> Exercise directions
Rewrite the material below as a JSON list of strings, with one string for each line and no entries for blank lines. Leave the pictures out of the answer.

> Provided entries
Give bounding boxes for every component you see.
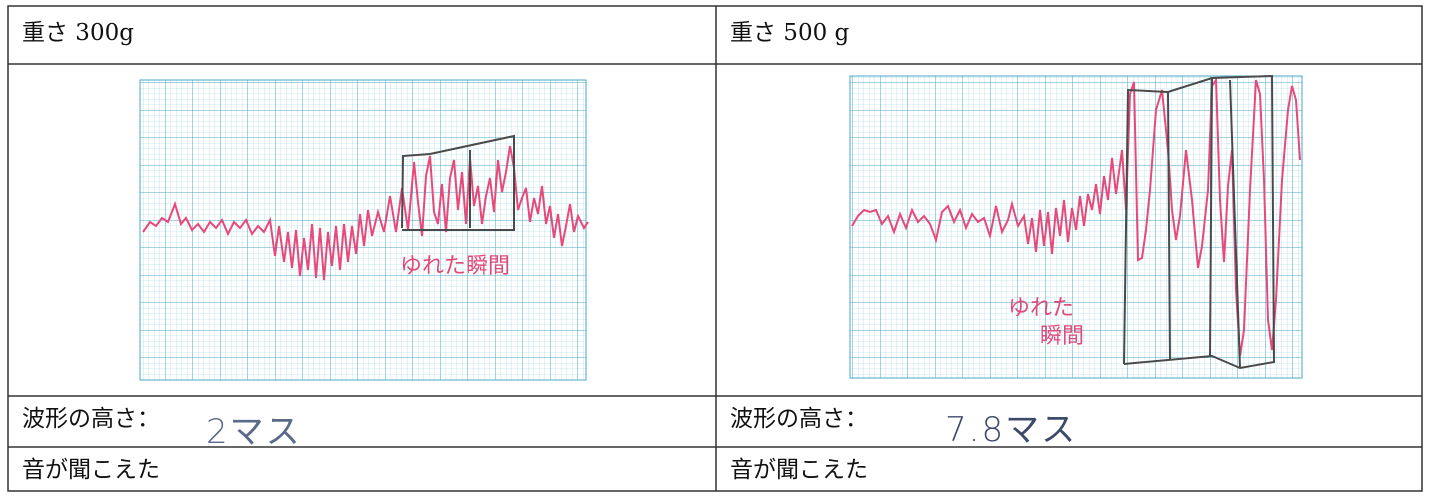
left-annotation: ゆれた瞬間 bbox=[400, 254, 511, 279]
right-annotation-line1: ゆれた bbox=[1008, 296, 1075, 321]
left-sound-label: 音が聞こえた bbox=[22, 457, 160, 483]
left-measure-box bbox=[401, 134, 515, 231]
left-height-label: 波形の高さ： bbox=[22, 406, 160, 432]
right-sound-label: 音が聞こえた bbox=[730, 457, 868, 483]
table-grid bbox=[7, 5, 1423, 492]
left-weight-label: 重さ 300g bbox=[22, 20, 134, 46]
right-measure-box bbox=[1123, 74, 1276, 370]
left-height-value: 2マス bbox=[206, 412, 302, 452]
right-waveform bbox=[851, 76, 1301, 357]
right-height-label: 波形の高さ： bbox=[730, 406, 868, 432]
left-waveform bbox=[142, 145, 589, 281]
right-weight-label: 重さ 500 g bbox=[730, 20, 850, 46]
right-height-value: 7.8マス bbox=[945, 410, 1078, 450]
right-annotation-line2: 瞬間 bbox=[1040, 324, 1085, 349]
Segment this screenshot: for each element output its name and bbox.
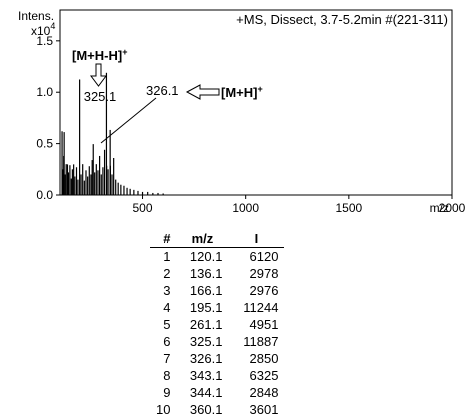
peak-intensity-cell: 2848 [249, 385, 279, 400]
peak-mz-cell: 261.1 [189, 317, 223, 332]
peak-label-326: 326.1 [146, 83, 179, 98]
peak-index-cell: 9 [163, 385, 171, 400]
peak-mz-cell: 326.1 [189, 351, 223, 366]
peak-intensity-cell: 6120 [249, 249, 279, 264]
x-tick-label: 500 [133, 201, 153, 215]
ion-label-mhh: [M+H-H]+ [72, 47, 127, 63]
plot-frame [59, 9, 453, 196]
peak-index-cell: 7 [163, 351, 171, 366]
ion-label-mh: [M+H]+ [221, 84, 263, 100]
peak-index-cell: 3 [163, 283, 171, 298]
table-header-row: # m/z I [150, 230, 285, 248]
peak-intensity-cell: 2978 [249, 266, 279, 281]
peak-intensity-cell: 11244 [243, 300, 279, 315]
peak-intensity-cell: 2850 [249, 351, 279, 366]
peak-intensity-cell: 6325 [249, 368, 279, 383]
column-header-index: # [150, 230, 177, 248]
y-tick-label: 1.5 [36, 34, 53, 48]
table-row: 1 120.1 6120 [150, 248, 284, 266]
peak-mz-cell: 166.1 [189, 283, 223, 298]
y-tick-label: 0.0 [36, 188, 53, 202]
table-row: 8 343.1 6325 [150, 367, 284, 384]
peak-326-leader-line [100, 97, 157, 144]
peak-mz-cell: 136.1 [189, 266, 223, 281]
peak-mz-cell: 344.1 [189, 385, 223, 400]
y-scale-label: x104 [31, 21, 55, 38]
mass-spectrum-chart: Intens. x104 +MS, Dissect, 3.7-5.2min #(… [18, 9, 466, 215]
column-header-mz: m/z [176, 230, 229, 248]
peak-intensity-cell: 11887 [243, 334, 279, 349]
table-row: 2 136.1 2978 [150, 265, 284, 282]
y-axis-label: Intens. [18, 9, 54, 23]
peak-mz-cell: 325.1 [189, 334, 223, 349]
table-row: 5 261.1 4951 [150, 316, 284, 333]
peak-label-325: 325.1 [84, 89, 117, 104]
peak-intensity-cell: 3601 [249, 402, 279, 417]
peak-index-cell: 10 [156, 402, 171, 417]
x-tick-label: 1000 [232, 201, 259, 215]
peak-mz-cell: 195.1 [189, 300, 223, 315]
ion-arrow-down [90, 63, 107, 87]
peak-index-cell: 8 [163, 368, 171, 383]
table-row: 10 360.1 3601 [150, 401, 284, 418]
peak-index-cell: 4 [163, 300, 171, 315]
table-row: 7 326.1 2850 [150, 350, 284, 367]
peak-list-table: # m/z I 1 120.1 6120 2 136.1 2978 3 166.1 2976 4 1… [150, 230, 285, 418]
peak-index-cell: 1 [163, 249, 171, 264]
x-axis-unit: m/z [430, 201, 449, 215]
column-header-intensity: I [228, 230, 285, 248]
peak-mz-cell: 343.1 [189, 368, 223, 383]
spectrum-title: +MS, Dissect, 3.7-5.2min #(221-311) [236, 12, 448, 27]
table-row: 4 195.1 11244 [150, 299, 284, 316]
peak-mz-cell: 120.1 [189, 249, 223, 264]
peak-index-cell: 2 [163, 266, 171, 281]
peak-index-cell: 6 [163, 334, 171, 349]
table-row: 9 344.1 2848 [150, 384, 284, 401]
x-tick-label: 1500 [335, 201, 362, 215]
x-tick-label: 2000 [439, 201, 466, 215]
table-row: 3 166.1 2976 [150, 282, 284, 299]
ion-arrow-left [185, 84, 220, 100]
peak-index-cell: 5 [163, 317, 171, 332]
peak-mz-cell: 360.1 [189, 402, 223, 417]
y-tick-label: 1.0 [36, 85, 53, 99]
peak-intensity-cell: 4951 [249, 317, 279, 332]
y-tick-label: 0.5 [36, 137, 53, 151]
table-row: 6 325.1 11887 [150, 333, 284, 350]
peak-intensity-cell: 2976 [249, 283, 279, 298]
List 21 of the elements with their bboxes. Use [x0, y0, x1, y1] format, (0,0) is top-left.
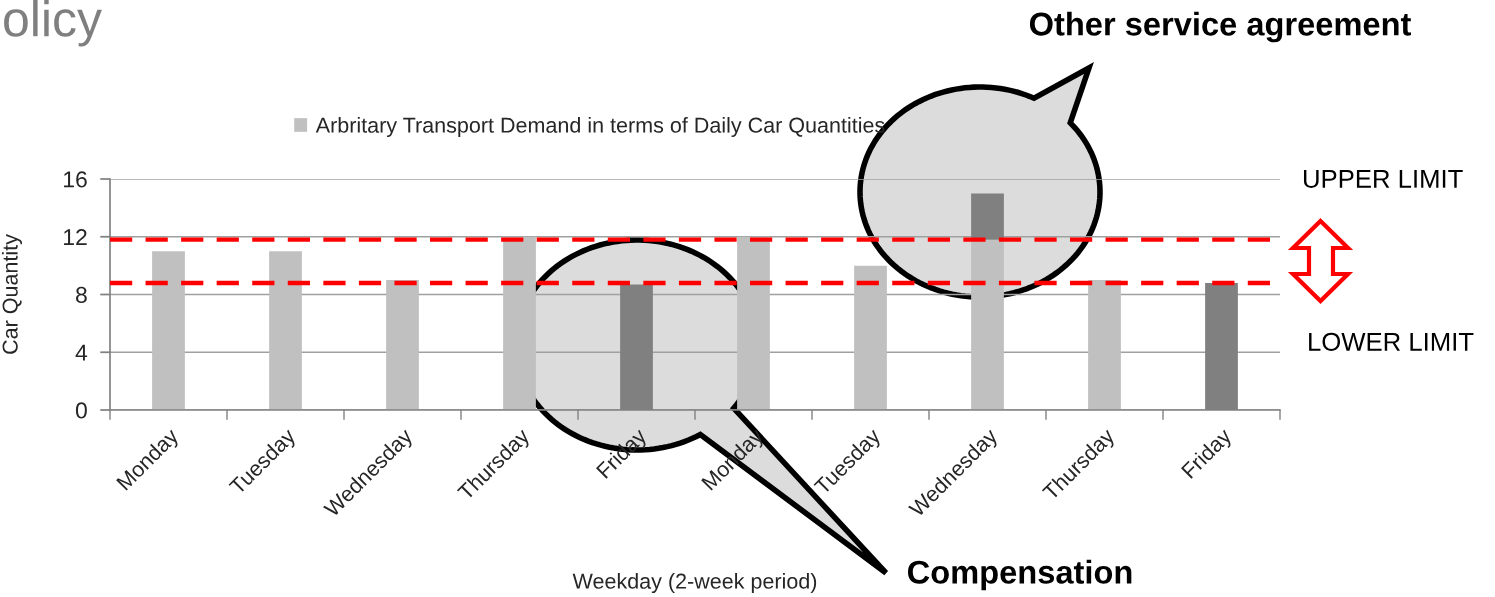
y-axis-title: Car Quantity — [1, 234, 22, 354]
bar — [1088, 280, 1121, 410]
y-tick-label: 16 — [64, 171, 87, 188]
text: Compensation — [908, 559, 1132, 591]
bar — [503, 236, 536, 410]
bar — [737, 236, 770, 410]
x-axis-title: Weekday (2-week period) — [572, 573, 817, 594]
y-tick-label: 8 — [76, 286, 87, 304]
y-tick-label: 0 — [75, 402, 87, 419]
bar — [386, 280, 419, 410]
bar — [971, 239, 1004, 410]
chart-title: olicy — [4, 0, 102, 47]
bar — [152, 251, 185, 410]
text: UPPER LIMIT — [1303, 169, 1463, 188]
text: LOWER LIMIT — [1309, 332, 1474, 351]
bar — [971, 193, 1004, 240]
bar — [854, 265, 887, 410]
y-tick-label: 4 — [75, 344, 88, 361]
y-tick-label: 12 — [64, 229, 87, 246]
bar — [269, 251, 302, 410]
text: Other service agreement — [1029, 11, 1412, 43]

> Expected output
[
  "Give bounding boxes for every component you see.",
  "left-annotation: ゆれた瞬間 bbox=[400, 254, 511, 279]",
  "right-annotation-line1: ゆれた bbox=[1008, 296, 1075, 321]",
  "left-sound-label: 音が聞こえた bbox=[22, 457, 160, 483]",
  "left-measure-box bbox=[401, 134, 515, 231]",
  "left-height-label: 波形の高さ： bbox=[22, 406, 160, 432]",
  "right-sound-label: 音が聞こえた bbox=[730, 457, 868, 483]",
  "table-grid bbox=[7, 5, 1423, 492]",
  "left-weight-label: 重さ 300g bbox=[22, 20, 134, 46]",
  "right-measure-box bbox=[1123, 74, 1276, 370]",
  "left-height-value: 2マス bbox=[206, 412, 302, 452]",
  "right-waveform bbox=[851, 76, 1301, 357]",
  "right-height-label: 波形の高さ： bbox=[730, 406, 868, 432]",
  "left-waveform bbox=[142, 145, 589, 281]",
  "right-weight-label: 重さ 500 g bbox=[730, 20, 850, 46]",
  "right-height-value: 7.8マス bbox=[945, 410, 1078, 450]",
  "right-annotation-line2: 瞬間 bbox=[1040, 324, 1085, 349]",
  "Segment this screenshot: for each element output its name and bbox.",
  "peak-intensity-cell: 2848 [249, 385, 279, 400]",
  "peak-mz-cell: 261.1 [189, 317, 223, 332]",
  "peak-label-326: 326.1 [146, 83, 179, 98]",
  "peak-index-cell: 9 [163, 385, 171, 400]",
  "peak-mz-cell: 326.1 [189, 351, 223, 366]",
  "peak-intensity-cell: 6120 [249, 249, 279, 264]",
  "x-tick-label: 500 [133, 201, 153, 215]",
  "ion-label-mhh: [M+H-H]+ [72, 47, 127, 63]",
  "plot-frame [59, 9, 453, 196]",
  "peak-index-cell: 7 [163, 351, 171, 366]",
  "ion-label-mh: [M+H]+ [221, 84, 263, 100]",
  "peak-index-cell: 3 [163, 283, 171, 298]",
  "table-header-row: # m/z I [150, 230, 285, 248]",
  "peak-intensity-cell: 2978 [249, 266, 279, 281]",
  "peak-intensity-cell: 11244 [243, 300, 279, 315]",
  "peak-intensity-cell: 2850 [249, 351, 279, 366]",
  "peak-intensity-cell: 6325 [249, 368, 279, 383]",
  "column-header-index: # [150, 230, 177, 248]",
  "y-tick-label: 1.5 [36, 34, 53, 48]",
  "table-row: 1 120.1 6120 [150, 248, 284, 266]",
  "peak-mz-cell: 166.1 [189, 283, 223, 298]",
  "y-tick-label: 0.0 [36, 188, 53, 202]",
  "table-row: 8 343.1 6325 [150, 367, 284, 384]",
  "peak-326-leader-line [100, 97, 157, 144]",
  "peak-mz-cell: 136.1 [189, 266, 223, 281]",
  "peak-mz-cell: 344.1 [189, 385, 223, 400]",
  "y-scale-label: x104 [31, 21, 55, 38]",
  "mass-spectrum-chart: Intens. x104 +MS, Dissect, 3.7-5.2min #(… [18, 9, 466, 215]",
  "column-header-mz: m/z [176, 230, 229, 248]",
  "peak-intensity-cell: 11887 [243, 334, 279, 349]",
  "table-row: 2 136.1 2978 [150, 265, 284, 282]",
  "y-axis-label: Intens. [18, 9, 54, 23]",
  "peak-mz-cell: 325.1 [189, 334, 223, 349]",
  "table-row: 5 261.1 4951 [150, 316, 284, 333]",
  "peak-label-325: 325.1 [84, 89, 117, 104]",
  "peak-intensity-cell: 3601 [249, 402, 279, 417]",
  "peak-index-cell: 10 [156, 402, 171, 417]",
  "x-tick-label: 1000 [232, 201, 259, 215]",
  "peak-mz-cell: 195.1 [189, 300, 223, 315]",
  "ion-arrow-down [90, 63, 107, 87]",
  "peak-index-cell: 8 [163, 368, 171, 383]",
  "table-row: 10 360.1 3601 [150, 401, 284, 418]",
  "peak-index-cell: 4 [163, 300, 171, 315]",
  "table-row: 7 326.1 2850 [150, 350, 284, 367]",
  "peak-list-table: # m/z I 1 120.1 6120 2 136.1 2978 3 166.1 2976 4 1… [150, 230, 285, 418]",
  "peak-index-cell: 1 [163, 249, 171, 264]",
  "x-axis-unit: m/z [430, 201, 449, 215]",
  "column-header-intensity: I [228, 230, 285, 248]",
  "peak-mz-cell: 343.1 [189, 368, 223, 383]",
  "spectrum-title: +MS, Dissect, 3.7-5.2min #(221-311) [236, 12, 448, 27]",
  "table-row: 4 195.1 11244 [150, 299, 284, 316]",
  "peak-mz-cell: 120.1 [189, 249, 223, 264]",
  "peak-index-cell: 2 [163, 266, 171, 281]",
  "peak-index-cell: 6 [163, 334, 171, 349]",
  "table-row: 9 344.1 2848 [150, 384, 284, 401]",
  "x-tick-label: 1500 [335, 201, 362, 215]",
  "x-tick-label: 2000 [439, 201, 466, 215]",
  "table-row: 3 166.1 2976 [150, 282, 284, 299]",
  "ion-arrow-left [185, 84, 220, 100]",
  "peak-index-cell: 5 [163, 317, 171, 332]",
  "peak-mz-cell: 360.1 [189, 402, 223, 417]",
  "y-tick-label: 1.0 [36, 85, 53, 99]",
  "peak-intensity-cell: 4951 [249, 317, 279, 332]",
  "y-tick-label: 0.5 [36, 137, 53, 151]",
  "table-row: 6 325.1 11887 [150, 333, 284, 350]",
  "peak-intensity-cell: 2976 [249, 283, 279, 298]",
  "List 21 of the elements with their bboxes. Use [x0, y0, x1, y1] format, (0,0) is top-left.",
  "y-axis-title: Car Quantity — [1, 234, 22, 354]",
  "bar — [1088, 280, 1121, 410]",
  "y-tick-label: 16 — [64, 171, 87, 188]",
  "text: Compensation — [908, 559, 1132, 591]",
  "bar — [503, 236, 536, 410]",
  "bar — [737, 236, 770, 410]",
  "x-axis-title: Weekday (2-week period) — [572, 573, 817, 594]",
  "y-tick-label: 8 — [76, 286, 87, 304]",
  "y-tick-label: 0 — [75, 402, 87, 419]",
  "bar — [386, 280, 419, 410]",
  "bar — [971, 239, 1004, 410]",
  "chart-title: olicy — [4, 0, 102, 47]",
  "bar — [152, 251, 185, 410]",
  "text: UPPER LIMIT — [1303, 169, 1463, 188]",
  "text: LOWER LIMIT — [1309, 332, 1474, 351]",
  "bar — [971, 193, 1004, 240]",
  "bar — [854, 265, 887, 410]",
  "y-tick-label: 4 — [75, 344, 88, 361]",
  "y-tick-label: 12 — [64, 229, 87, 246]",
  "bar — [269, 251, 302, 410]",
  "text: Other service agreement — [1029, 11, 1412, 43]"
]